Provided text
═══
On one of my very first visits to Sydney, I was taken by a friend who worked with homeless youth to some of the places in which such young people live and hang out. I recall the time I was with them around a campfire near St. Vincent’s Hospital in Darlinghurst. They had got the campfire going from some curbside formwork and were preparing to shelter against a winter Sydney night. Most of them were on drugs of some kind, many of them prostituting – all of them with background stories of enormous tragedy.
And yet, as I left them that night I could not but be struck by the words given in the Gospel this Sunday when Jesus says, “I tell you solemnly tax collectors and prostitutes are making their way into the kingdom of God before you.” In other words, those people whom no one would consider religious or upright, those people whom society would label as simply delinquent, and whom many of us might even label as immoral and undesirable, are the very ones for which the Kingdom of God is first open.
How can this be? It seems such an affront to our instinctive notions of the Kingdom of God as reward for a just and moral life. But then, what of the warmth that John’s humour gave to the group in Darlinghurst shivering from the cold? Or Anne’s care for someone younger than her? Or the hope which infused Jane and Eddie’s plans to get back to the country? Amid extraordinary darkness, these so-basic human qualities rolled back the shadows. These people had nothing with which to cover their vulnerability. In their vulnerability, they had discovered a new sense of hospitality to one another. And in their vulnerability, they could still care, they could still hope, they could still laugh.
I had a very similar experience on a visit to Mt. Isa, in the west of Queensland. I was invited to join an Aboriginal Men’s group in the Centacare Office one night during my stay. The group is comprised of about 20 men mostly in their twenties and thirties, all profoundly broken in some way, most before the courts. They shared news; two provided testimonies on their personal issues. We watched an educational film and reflected on its content. Then there was a rather animated discussion on a forthcoming local parade in which the men’s group was going to participate. The evening finished with a breath meditation. It was a powerful experience to be in the room with these men in meditation.
═══
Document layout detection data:
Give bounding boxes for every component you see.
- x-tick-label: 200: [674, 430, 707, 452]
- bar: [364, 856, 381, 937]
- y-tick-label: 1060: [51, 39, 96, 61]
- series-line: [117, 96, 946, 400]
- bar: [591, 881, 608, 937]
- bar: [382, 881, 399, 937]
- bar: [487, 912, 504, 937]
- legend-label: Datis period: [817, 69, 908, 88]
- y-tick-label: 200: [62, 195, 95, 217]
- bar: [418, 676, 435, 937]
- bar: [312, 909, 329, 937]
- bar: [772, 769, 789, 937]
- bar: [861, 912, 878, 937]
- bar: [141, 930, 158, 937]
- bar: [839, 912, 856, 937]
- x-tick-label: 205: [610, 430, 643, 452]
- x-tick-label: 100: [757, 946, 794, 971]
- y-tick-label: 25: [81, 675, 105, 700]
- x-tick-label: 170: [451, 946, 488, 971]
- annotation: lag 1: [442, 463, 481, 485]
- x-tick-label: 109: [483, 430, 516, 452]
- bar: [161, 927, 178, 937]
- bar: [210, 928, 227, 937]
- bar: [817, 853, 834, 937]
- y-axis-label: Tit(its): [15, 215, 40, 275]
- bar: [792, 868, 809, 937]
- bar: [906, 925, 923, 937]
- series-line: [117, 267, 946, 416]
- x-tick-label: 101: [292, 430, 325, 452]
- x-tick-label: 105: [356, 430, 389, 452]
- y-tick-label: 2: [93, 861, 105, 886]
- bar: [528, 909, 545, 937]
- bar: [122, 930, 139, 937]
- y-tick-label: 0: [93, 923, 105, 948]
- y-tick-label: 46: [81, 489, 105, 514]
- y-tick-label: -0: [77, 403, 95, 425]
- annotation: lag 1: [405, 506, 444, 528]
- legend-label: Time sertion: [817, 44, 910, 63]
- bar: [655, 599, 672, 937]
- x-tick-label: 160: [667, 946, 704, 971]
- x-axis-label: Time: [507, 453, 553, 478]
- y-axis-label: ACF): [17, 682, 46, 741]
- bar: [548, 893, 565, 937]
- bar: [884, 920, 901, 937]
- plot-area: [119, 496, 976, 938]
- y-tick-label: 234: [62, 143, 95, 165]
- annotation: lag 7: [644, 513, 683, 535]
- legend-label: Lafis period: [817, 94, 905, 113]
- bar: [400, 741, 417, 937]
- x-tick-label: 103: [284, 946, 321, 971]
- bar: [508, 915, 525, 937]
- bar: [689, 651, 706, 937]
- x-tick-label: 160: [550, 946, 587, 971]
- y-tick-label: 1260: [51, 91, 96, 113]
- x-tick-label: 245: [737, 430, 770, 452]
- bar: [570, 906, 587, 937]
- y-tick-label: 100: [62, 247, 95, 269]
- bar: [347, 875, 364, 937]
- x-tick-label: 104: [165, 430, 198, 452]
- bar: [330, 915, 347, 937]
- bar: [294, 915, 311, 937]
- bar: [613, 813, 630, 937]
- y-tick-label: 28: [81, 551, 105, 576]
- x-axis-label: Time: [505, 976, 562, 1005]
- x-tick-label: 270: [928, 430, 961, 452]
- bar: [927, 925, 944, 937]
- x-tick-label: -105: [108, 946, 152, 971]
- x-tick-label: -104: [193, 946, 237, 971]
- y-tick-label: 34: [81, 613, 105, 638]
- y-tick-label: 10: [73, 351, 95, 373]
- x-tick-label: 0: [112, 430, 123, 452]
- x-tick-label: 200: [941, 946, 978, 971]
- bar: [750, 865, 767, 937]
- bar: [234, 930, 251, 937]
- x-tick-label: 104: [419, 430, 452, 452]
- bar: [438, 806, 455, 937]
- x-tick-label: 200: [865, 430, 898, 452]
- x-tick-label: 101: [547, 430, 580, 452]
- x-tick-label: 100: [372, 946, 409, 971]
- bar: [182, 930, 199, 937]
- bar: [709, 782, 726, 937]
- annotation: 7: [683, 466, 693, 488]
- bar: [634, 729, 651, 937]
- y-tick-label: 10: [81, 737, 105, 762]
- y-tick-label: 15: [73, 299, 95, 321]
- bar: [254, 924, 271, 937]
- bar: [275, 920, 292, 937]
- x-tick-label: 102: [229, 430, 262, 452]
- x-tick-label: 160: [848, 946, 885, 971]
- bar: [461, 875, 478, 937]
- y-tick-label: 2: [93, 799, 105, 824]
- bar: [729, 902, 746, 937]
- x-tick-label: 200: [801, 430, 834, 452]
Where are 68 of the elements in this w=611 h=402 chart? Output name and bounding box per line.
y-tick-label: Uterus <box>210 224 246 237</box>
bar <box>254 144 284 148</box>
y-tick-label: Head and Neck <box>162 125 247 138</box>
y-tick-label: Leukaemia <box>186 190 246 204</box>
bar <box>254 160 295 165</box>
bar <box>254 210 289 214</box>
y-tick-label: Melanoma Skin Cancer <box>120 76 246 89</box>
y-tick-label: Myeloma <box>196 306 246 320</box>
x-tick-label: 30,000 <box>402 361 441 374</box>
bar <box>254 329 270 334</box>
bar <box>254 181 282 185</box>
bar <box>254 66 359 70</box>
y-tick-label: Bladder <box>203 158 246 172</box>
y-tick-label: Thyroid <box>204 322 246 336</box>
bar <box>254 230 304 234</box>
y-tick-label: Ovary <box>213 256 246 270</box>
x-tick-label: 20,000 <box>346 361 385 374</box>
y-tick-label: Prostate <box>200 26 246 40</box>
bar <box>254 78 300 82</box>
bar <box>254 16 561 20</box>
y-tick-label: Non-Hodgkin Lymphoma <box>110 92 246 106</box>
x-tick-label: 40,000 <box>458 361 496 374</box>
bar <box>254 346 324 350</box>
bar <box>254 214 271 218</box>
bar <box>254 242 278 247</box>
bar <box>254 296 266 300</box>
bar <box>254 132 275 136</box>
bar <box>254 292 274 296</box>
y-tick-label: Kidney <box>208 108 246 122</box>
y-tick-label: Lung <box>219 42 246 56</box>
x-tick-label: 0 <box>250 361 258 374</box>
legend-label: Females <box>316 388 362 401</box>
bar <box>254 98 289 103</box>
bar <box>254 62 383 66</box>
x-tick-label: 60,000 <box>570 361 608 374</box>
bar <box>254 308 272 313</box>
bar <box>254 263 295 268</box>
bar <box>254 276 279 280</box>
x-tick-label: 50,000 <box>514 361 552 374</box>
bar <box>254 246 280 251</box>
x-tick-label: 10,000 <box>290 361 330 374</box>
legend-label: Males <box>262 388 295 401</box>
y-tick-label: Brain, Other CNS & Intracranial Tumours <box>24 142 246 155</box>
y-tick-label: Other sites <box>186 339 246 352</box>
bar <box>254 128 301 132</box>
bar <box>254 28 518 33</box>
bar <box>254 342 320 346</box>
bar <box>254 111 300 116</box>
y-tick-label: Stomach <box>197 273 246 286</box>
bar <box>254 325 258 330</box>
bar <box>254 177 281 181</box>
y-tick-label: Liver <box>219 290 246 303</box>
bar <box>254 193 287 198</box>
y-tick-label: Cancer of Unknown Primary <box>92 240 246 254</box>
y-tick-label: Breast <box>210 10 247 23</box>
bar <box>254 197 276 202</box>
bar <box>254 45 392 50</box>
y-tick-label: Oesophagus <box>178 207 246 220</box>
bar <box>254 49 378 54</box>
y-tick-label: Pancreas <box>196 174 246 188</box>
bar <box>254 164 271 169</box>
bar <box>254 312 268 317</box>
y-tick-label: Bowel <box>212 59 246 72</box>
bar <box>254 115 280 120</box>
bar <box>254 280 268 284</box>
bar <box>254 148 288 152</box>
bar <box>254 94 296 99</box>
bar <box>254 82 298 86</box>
═══
What you are asked to do
Retype the full reflection on the Sydney campfire and the Mt. Isa men's group word for word.

Written reply
On one of my very first visits to Sydney, I was taken by a friend who worked with homeless youth to some of the places in which such young people live and hang out. I recall the time I was with them around a campfire near St. Vincent’s Hospital in Darlinghurst. They had got the campfire going from some curbside formwork and were preparing to shelter against a winter Sydney night. Most of them were on drugs of some kind, many of them prostituting – all of them with background stories of enormous tragedy.
And yet, as I left them that night I could not but be struck by the words given in the Gospel this Sunday when Jesus says, “I tell you solemnly tax collectors and prostitutes are making their way into the kingdom of God before you.” In other words, those people whom no one would consider religious or upright, those people whom society would label as simply delinquent, and whom many of us might even label as immoral and undesirable, are the very ones for which the Kingdom of God is first open.
How can this be? It seems such an affront to our instinctive notions of the Kingdom of God as reward for a just and moral life. But then, what of the warmth that John’s humour gave to the group in Darlinghurst shivering from the cold? Or Anne’s care for someone younger than her? Or the hope which infused Jane and Eddie’s plans to get back to the country? Amid extraordinary darkness, these so-basic human qualities rolled back the shadows. These people had nothing with which to cover their vulnerability. In their vulnerability, they had discovered a new sense of hospitality to one another. And in their vulnerability, they could still care, they could still hope, they could still laugh.
I had a very similar experience on a visit to Mt. Isa, in the west of Queensland. I was invited to join an Aboriginal Men’s group in the Centacare Office one night during my stay. The group is comprised of about 20 men mostly in their twenties and thirties, all profoundly broken in some way, most before the courts. They shared news; two provided testimonies on their personal issues. We watched an educational film and reflected on its content. Then there was a rather animated discussion on a forthcoming local parade in which the men’s group was going to participate. The evening finished with a breath meditation. It was a powerful experience to be in the room with these men in meditation.